The exercise -> Every line from the one with "OCR this image." to the end of the data needs to be copied exactly, and no line before it.

=== Input data ===

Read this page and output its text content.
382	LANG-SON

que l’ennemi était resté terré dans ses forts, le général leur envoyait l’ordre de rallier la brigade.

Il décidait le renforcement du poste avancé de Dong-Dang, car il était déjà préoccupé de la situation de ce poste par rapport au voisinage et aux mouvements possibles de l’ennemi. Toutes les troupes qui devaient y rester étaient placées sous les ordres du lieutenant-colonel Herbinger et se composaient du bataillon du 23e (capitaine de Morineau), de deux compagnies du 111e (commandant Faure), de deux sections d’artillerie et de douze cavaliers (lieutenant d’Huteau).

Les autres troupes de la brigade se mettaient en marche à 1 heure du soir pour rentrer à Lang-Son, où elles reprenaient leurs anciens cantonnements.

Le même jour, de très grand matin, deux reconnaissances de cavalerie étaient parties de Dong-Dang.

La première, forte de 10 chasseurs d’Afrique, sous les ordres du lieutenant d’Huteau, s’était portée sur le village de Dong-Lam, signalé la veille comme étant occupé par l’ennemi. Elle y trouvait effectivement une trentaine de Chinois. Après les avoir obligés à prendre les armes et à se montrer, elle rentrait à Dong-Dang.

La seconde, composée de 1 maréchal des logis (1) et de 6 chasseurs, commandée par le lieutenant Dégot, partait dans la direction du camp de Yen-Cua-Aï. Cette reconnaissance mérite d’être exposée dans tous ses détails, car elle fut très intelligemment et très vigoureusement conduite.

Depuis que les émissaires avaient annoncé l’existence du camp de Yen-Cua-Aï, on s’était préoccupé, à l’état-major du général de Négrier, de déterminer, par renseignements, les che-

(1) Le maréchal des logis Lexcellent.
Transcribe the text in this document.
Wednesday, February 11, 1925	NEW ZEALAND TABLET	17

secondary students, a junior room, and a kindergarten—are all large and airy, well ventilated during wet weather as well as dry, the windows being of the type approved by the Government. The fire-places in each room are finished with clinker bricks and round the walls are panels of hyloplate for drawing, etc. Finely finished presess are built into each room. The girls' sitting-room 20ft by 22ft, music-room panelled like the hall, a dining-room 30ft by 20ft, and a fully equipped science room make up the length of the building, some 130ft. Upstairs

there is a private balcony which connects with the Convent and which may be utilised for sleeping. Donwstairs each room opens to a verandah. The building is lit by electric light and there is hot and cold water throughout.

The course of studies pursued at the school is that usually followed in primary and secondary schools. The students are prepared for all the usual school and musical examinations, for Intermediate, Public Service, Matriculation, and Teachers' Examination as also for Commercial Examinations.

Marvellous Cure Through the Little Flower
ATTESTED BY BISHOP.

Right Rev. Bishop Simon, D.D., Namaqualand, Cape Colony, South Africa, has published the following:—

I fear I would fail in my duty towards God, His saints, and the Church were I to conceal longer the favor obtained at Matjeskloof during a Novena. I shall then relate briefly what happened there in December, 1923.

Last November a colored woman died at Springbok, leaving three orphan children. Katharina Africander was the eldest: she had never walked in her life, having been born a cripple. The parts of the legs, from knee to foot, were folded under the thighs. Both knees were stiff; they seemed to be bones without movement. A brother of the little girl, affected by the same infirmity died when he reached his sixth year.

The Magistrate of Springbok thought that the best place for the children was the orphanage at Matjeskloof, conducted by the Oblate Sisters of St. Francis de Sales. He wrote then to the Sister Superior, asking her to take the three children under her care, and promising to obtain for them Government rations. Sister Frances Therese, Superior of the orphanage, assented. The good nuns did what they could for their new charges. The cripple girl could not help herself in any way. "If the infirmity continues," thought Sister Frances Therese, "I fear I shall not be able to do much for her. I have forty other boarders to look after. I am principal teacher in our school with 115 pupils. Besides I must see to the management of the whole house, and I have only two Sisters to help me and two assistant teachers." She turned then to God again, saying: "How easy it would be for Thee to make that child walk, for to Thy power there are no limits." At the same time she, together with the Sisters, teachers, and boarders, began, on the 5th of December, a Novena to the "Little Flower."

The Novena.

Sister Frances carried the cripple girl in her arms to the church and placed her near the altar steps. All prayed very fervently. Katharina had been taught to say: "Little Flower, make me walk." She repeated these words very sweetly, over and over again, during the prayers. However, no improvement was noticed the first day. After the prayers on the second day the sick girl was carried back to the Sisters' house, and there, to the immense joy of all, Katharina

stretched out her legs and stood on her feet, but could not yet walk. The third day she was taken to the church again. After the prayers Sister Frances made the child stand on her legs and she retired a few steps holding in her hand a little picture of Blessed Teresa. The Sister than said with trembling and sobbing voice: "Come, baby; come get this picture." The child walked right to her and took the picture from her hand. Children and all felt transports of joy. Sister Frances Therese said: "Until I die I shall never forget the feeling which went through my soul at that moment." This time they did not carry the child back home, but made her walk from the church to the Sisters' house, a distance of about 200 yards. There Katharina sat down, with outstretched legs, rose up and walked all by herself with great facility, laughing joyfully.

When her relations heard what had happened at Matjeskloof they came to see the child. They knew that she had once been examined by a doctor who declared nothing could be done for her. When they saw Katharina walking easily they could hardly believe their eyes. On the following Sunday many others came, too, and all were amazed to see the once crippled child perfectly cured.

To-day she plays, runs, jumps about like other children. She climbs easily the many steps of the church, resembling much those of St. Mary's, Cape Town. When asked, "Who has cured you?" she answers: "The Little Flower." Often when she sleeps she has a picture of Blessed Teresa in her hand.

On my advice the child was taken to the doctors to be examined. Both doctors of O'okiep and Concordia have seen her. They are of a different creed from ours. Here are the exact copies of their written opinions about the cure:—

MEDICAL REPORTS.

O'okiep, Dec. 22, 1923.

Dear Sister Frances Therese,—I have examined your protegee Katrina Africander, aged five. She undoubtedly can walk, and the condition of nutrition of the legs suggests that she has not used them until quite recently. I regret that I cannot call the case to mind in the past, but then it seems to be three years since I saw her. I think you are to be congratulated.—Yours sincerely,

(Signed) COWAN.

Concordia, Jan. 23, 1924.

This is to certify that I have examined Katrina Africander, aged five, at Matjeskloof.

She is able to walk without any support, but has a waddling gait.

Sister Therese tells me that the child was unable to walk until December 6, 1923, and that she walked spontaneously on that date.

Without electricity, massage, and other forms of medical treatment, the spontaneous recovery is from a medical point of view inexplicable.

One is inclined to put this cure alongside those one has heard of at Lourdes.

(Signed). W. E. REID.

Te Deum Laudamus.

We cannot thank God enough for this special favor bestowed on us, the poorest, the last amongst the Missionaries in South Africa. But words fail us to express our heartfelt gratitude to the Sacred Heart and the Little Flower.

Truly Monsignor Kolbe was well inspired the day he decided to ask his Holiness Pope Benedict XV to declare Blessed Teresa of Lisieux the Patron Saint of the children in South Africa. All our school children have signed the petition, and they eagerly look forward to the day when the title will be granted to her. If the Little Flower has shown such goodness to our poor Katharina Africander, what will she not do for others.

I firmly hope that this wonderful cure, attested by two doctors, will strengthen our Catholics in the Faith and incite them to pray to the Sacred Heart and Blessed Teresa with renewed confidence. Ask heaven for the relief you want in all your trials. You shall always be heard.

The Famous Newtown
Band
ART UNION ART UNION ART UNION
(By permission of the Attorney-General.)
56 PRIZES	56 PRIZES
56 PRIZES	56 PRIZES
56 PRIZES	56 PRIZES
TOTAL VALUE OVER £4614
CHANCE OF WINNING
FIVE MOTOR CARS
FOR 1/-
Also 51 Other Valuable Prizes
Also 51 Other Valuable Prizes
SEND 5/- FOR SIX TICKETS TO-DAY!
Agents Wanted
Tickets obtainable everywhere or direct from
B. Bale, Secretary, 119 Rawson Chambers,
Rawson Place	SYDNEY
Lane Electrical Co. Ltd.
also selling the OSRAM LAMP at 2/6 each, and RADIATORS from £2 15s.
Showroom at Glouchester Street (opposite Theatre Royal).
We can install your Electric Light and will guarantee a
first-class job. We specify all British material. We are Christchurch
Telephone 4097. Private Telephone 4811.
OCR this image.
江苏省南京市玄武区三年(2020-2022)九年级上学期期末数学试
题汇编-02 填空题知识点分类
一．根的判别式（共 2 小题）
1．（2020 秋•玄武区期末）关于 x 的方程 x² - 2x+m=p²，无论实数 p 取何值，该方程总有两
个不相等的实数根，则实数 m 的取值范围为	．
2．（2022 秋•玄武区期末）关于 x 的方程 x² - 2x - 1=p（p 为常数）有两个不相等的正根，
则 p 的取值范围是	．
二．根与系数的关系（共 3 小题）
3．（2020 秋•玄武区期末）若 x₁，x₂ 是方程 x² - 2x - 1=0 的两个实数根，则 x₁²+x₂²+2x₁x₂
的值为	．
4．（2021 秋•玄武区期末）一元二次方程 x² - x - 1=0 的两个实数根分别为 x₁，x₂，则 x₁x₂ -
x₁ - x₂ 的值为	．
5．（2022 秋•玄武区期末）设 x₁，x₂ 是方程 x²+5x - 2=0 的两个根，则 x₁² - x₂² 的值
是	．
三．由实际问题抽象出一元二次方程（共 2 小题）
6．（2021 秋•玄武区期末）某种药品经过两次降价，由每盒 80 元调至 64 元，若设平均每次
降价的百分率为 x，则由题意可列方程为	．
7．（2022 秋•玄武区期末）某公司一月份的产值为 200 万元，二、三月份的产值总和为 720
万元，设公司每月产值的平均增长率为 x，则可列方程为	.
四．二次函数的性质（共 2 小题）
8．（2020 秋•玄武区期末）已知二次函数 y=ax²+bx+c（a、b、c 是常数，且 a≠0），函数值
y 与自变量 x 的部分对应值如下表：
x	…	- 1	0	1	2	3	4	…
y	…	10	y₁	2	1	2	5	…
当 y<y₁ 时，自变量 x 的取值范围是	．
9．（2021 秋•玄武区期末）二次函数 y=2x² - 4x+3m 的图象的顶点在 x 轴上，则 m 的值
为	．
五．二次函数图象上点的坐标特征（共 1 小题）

===

Full solution ->
OCR this image.
江苏省南京市玄武区三年(2020-2022)九年级上学期期末数学试
题汇编-02 填空题知识点分类
一．根的判别式（共 2 小题）
1．（2020 秋•玄武区期末）关于 x 的方程 x² - 2x+m=p²，无论实数 p 取何值，该方程总有两
个不相等的实数根，则实数 m 的取值范围为	．
2．（2022 秋•玄武区期末）关于 x 的方程 x² - 2x - 1=p（p 为常数）有两个不相等的正根，
则 p 的取值范围是	．
二．根与系数的关系（共 3 小题）
3．（2020 秋•玄武区期末）若 x₁，x₂ 是方程 x² - 2x - 1=0 的两个实数根，则 x₁²+x₂²+2x₁x₂
的值为	．
4．（2021 秋•玄武区期末）一元二次方程 x² - x - 1=0 的两个实数根分别为 x₁，x₂，则 x₁x₂ -
x₁ - x₂ 的值为	．
5．（2022 秋•玄武区期末）设 x₁，x₂ 是方程 x²+5x - 2=0 的两个根，则 x₁² - x₂² 的值
是	．
三．由实际问题抽象出一元二次方程（共 2 小题）
6．（2021 秋•玄武区期末）某种药品经过两次降价，由每盒 80 元调至 64 元，若设平均每次
降价的百分率为 x，则由题意可列方程为	．
7．（2022 秋•玄武区期末）某公司一月份的产值为 200 万元，二、三月份的产值总和为 720
万元，设公司每月产值的平均增长率为 x，则可列方程为	.
四．二次函数的性质（共 2 小题）
8．（2020 秋•玄武区期末）已知二次函数 y=ax²+bx+c（a、b、c 是常数，且 a≠0），函数值
y 与自变量 x 的部分对应值如下表：
x	…	- 1	0	1	2	3	4	…
y	…	10	y₁	2	1	2	5	…
当 y<y₁ 时，自变量 x 的取值范围是	．
9．（2021 秋•玄武区期末）二次函数 y=2x² - 4x+3m 的图象的顶点在 x 轴上，则 m 的值
为	．
五．二次函数图象上点的坐标特征（共 1 小题）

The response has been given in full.